Written task:
Repeat all entries exactly.

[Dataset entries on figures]

◆ ◆ ◆

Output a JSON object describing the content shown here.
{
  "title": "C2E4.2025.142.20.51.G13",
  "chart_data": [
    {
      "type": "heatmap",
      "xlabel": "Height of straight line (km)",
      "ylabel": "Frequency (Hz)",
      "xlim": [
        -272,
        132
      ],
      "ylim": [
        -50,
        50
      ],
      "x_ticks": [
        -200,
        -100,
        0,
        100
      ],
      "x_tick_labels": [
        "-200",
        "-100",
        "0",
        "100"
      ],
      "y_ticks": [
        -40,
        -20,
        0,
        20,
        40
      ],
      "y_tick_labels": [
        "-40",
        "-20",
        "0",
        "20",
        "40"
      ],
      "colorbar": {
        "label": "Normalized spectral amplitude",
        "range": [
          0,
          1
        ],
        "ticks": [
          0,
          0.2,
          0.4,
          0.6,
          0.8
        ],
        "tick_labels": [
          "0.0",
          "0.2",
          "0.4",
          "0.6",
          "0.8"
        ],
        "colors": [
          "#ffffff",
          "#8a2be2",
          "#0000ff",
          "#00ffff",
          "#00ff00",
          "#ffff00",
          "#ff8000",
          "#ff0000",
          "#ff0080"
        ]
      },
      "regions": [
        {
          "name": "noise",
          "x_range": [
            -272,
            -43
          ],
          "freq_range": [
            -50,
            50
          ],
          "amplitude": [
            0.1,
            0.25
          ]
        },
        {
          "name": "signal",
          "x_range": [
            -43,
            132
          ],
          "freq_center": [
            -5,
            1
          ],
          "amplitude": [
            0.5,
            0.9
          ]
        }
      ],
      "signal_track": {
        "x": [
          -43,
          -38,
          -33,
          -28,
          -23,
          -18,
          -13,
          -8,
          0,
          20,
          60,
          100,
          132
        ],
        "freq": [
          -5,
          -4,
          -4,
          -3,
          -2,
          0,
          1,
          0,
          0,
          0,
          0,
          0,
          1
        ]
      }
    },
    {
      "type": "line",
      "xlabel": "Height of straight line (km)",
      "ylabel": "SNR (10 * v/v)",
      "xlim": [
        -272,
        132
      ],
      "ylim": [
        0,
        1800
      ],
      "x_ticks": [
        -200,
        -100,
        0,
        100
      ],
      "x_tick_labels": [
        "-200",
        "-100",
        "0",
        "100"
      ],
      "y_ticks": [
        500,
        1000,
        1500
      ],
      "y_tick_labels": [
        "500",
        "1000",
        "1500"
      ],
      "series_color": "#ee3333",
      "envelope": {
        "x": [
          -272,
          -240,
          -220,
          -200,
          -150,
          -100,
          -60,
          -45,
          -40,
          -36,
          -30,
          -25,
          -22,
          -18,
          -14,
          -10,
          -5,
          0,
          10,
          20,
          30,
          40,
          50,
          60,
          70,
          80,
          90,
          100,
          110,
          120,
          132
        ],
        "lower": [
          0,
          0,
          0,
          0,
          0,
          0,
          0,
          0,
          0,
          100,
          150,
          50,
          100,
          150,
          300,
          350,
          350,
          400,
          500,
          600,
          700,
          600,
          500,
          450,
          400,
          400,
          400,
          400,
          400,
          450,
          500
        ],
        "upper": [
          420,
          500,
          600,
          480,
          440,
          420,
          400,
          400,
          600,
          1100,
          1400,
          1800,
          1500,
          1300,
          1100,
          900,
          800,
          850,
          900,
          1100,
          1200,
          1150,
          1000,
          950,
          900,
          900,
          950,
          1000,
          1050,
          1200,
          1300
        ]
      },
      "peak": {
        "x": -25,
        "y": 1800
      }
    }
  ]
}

◆ ◆ ◆

Correct response:
Output a JSON object describing the content shown here.
{
  "title": "C2E4.2025.142.20.51.G13",
  "chart_data": [
    {
      "type": "heatmap",
      "xlabel": "Height of straight line (km)",
      "ylabel": "Frequency (Hz)",
      "xlim": [
        -272,
        132
      ],
      "ylim": [
        -50,
        50
      ],
      "x_ticks": [
        -200,
        -100,
        0,
        100
      ],
      "x_tick_labels": [
        "-200",
        "-100",
        "0",
        "100"
      ],
      "y_ticks": [
        -40,
        -20,
        0,
        20,
        40
      ],
      "y_tick_labels": [
        "-40",
        "-20",
        "0",
        "20",
        "40"
      ],
      "colorbar": {
        "label": "Normalized spectral amplitude",
        "range": [
          0,
          1
        ],
        "ticks": [
          0,
          0.2,
          0.4,
          0.6,
          0.8
        ],
        "tick_labels": [
          "0.0",
          "0.2",
          "0.4",
          "0.6",
          "0.8"
        ],
        "colors": [
          "#ffffff",
          "#8a2be2",
          "#0000ff",
          "#00ffff",
          "#00ff00",
          "#ffff00",
          "#ff8000",
          "#ff0000",
          "#ff0080"
        ]
      },
      "regions": [
        {
          "name": "noise",
          "x_range": [
            -272,
            -43
          ],
          "freq_range": [
            -50,
            50
          ],
          "amplitude": [
            0.1,
            0.25
          ]
        },
        {
          "name": "signal",
          "x_range": [
            -43,
            132
          ],
          "freq_center": [
            -5,
            1
          ],
          "amplitude": [
            0.5,
            0.9
          ]
        }
      ],
      "signal_track": {
        "x": [
          -43,
          -38,
          -33,
          -28,
          -23,
          -18,
          -13,
          -8,
          0,
          20,
          60,
          100,
          132
        ],
        "freq": [
          -5,
          -4,
          -4,
          -3,
          -2,
          0,
          1,
          0,
          0,
          0,
          0,
          0,
          1
        ]
      }
    },
    {
      "type": "line",
      "xlabel": "Height of straight line (km)",
      "ylabel": "SNR (10 * v/v)",
      "xlim": [
        -272,
        132
      ],
      "ylim": [
        0,
        1800
      ],
      "x_ticks": [
        -200,
        -100,
        0,
        100
      ],
      "x_tick_labels": [
        "-200",
        "-100",
        "0",
        "100"
      ],
      "y_ticks": [
        500,
        1000,
        1500
      ],
      "y_tick_labels": [
        "500",
        "1000",
        "1500"
      ],
      "series_color": "#ee3333",
      "envelope": {
        "x": [
          -272,
          -240,
          -220,
          -200,
          -150,
          -100,
          -60,
          -45,
          -40,
          -36,
          -30,
          -25,
          -22,
          -18,
          -14,
          -10,
          -5,
          0,
          10,
          20,
          30,
          40,
          50,
          60,
          70,
          80,
          90,
          100,
          110,
          120,
          132
        ],
        "lower": [
          0,
          0,
          0,
          0,
          0,
          0,
          0,
          0,
          0,
          100,
          150,
          50,
          100,
          150,
          300,
          350,
          350,
          400,
          500,
          600,
          700,
          600,
          500,
          450,
          400,
          400,
          400,
          400,
          400,
          450,
          500
        ],
        "upper": [
          420,
          500,
          600,
          480,
          440,
          420,
          400,
          400,
          600,
          1100,
          1400,
          1800,
          1500,
          1300,
          1100,
          900,
          800,
          850,
          900,
          1100,
          1200,
          1150,
          1000,
          950,
          900,
          900,
          950,
          1000,
          1050,
          1200,
          1300
        ]
      },
      "peak": {
        "x": -25,
        "y": 1800
      }
    }
  ]
}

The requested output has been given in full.